GIVEN TASK
For each line below that includes the word "Sakib", make a copy.

(Figure dataset records)
┌──

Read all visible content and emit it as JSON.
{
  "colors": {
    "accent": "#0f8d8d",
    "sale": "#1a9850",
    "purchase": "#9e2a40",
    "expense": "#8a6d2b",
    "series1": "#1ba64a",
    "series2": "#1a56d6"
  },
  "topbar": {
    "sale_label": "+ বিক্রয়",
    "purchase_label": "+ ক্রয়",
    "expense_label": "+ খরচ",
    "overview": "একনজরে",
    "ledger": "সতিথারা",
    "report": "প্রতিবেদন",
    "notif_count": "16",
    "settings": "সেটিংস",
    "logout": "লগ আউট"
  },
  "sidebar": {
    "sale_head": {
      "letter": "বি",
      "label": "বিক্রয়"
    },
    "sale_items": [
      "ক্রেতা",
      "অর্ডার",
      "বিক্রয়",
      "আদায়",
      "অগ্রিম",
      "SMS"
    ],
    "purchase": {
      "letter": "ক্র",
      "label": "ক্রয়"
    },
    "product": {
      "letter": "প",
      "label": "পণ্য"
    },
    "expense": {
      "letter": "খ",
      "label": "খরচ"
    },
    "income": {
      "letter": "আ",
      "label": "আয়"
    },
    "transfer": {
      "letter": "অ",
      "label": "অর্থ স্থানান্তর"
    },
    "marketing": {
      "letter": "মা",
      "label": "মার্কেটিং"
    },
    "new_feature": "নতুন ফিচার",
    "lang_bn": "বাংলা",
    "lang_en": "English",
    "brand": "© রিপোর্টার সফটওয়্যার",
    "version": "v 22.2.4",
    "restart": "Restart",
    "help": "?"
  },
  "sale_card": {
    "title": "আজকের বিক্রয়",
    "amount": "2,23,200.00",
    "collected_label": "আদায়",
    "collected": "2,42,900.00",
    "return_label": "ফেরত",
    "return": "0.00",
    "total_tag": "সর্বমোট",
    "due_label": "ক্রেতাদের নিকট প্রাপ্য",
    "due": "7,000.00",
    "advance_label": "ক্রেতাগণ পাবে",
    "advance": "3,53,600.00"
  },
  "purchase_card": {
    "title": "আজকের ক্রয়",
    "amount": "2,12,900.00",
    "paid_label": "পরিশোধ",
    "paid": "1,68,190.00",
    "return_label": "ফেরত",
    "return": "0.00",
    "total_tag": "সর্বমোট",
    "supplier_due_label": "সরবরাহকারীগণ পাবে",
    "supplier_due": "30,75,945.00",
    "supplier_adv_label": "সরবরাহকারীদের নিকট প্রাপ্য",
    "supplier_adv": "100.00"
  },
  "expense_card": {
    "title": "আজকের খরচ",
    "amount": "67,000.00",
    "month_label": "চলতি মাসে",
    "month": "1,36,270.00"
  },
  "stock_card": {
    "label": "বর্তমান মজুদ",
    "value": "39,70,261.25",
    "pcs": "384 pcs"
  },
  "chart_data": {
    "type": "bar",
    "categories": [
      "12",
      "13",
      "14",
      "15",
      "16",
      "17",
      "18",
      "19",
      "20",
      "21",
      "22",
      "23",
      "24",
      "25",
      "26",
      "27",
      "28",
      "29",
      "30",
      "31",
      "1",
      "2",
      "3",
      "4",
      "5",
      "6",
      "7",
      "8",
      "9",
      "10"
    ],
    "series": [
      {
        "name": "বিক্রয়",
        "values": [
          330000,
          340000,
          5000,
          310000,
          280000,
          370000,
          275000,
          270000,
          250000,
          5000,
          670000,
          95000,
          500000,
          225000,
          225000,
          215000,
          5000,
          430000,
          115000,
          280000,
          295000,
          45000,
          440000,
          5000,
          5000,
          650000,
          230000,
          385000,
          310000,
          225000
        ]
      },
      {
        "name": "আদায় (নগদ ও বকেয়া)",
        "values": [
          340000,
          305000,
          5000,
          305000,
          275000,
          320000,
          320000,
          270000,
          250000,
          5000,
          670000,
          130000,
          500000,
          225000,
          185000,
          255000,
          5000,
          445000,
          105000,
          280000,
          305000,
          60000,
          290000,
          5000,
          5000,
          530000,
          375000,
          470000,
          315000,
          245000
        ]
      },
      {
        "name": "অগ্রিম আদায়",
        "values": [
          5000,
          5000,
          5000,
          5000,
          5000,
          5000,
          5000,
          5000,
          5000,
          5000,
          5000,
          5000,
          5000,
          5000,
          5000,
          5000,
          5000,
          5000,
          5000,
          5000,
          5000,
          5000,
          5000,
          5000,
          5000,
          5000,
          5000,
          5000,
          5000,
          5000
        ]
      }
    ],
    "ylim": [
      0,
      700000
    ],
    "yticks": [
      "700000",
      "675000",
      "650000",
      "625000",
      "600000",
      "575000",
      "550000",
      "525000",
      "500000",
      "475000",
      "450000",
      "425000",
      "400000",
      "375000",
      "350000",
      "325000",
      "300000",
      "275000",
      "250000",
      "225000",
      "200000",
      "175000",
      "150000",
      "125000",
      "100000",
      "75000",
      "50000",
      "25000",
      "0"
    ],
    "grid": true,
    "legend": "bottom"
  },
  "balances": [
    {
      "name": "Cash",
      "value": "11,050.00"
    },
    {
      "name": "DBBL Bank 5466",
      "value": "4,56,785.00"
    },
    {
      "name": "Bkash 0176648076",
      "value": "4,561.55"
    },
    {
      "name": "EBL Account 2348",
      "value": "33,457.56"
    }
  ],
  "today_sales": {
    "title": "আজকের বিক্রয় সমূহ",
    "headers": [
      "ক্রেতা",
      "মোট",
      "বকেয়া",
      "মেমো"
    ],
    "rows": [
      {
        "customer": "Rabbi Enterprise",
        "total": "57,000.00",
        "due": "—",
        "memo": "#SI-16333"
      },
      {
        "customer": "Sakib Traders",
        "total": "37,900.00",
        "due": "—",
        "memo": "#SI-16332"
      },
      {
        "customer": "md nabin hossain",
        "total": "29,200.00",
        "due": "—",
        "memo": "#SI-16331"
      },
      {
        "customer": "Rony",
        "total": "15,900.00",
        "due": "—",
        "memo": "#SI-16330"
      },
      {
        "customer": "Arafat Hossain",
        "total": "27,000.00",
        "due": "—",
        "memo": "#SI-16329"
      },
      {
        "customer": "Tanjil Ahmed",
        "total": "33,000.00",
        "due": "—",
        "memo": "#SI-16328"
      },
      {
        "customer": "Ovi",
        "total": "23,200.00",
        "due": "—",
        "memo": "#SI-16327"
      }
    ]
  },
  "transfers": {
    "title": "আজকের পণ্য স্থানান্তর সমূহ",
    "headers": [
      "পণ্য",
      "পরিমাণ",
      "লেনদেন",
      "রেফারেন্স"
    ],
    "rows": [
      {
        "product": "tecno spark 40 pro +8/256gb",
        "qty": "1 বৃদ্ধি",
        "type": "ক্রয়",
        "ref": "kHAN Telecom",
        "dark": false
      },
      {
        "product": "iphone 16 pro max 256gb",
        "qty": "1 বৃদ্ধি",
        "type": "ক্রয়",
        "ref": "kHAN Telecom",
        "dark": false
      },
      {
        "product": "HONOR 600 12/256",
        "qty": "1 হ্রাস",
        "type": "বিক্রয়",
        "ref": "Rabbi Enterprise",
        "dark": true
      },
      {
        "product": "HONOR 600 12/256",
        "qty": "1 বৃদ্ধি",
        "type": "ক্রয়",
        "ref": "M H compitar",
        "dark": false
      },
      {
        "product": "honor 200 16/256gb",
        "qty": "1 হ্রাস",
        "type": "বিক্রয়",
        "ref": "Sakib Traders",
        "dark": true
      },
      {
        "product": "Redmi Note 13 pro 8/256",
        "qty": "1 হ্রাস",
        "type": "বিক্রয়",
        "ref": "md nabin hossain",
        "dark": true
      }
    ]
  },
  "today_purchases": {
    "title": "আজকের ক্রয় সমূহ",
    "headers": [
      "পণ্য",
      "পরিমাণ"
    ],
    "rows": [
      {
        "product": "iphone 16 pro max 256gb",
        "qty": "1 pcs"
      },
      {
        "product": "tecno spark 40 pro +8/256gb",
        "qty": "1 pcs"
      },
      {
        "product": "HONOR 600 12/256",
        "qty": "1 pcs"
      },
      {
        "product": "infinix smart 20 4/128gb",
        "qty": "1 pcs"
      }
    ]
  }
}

└──

THE RESULT
        "customer": "Sakib Traders",
        "ref": "Sakib Traders",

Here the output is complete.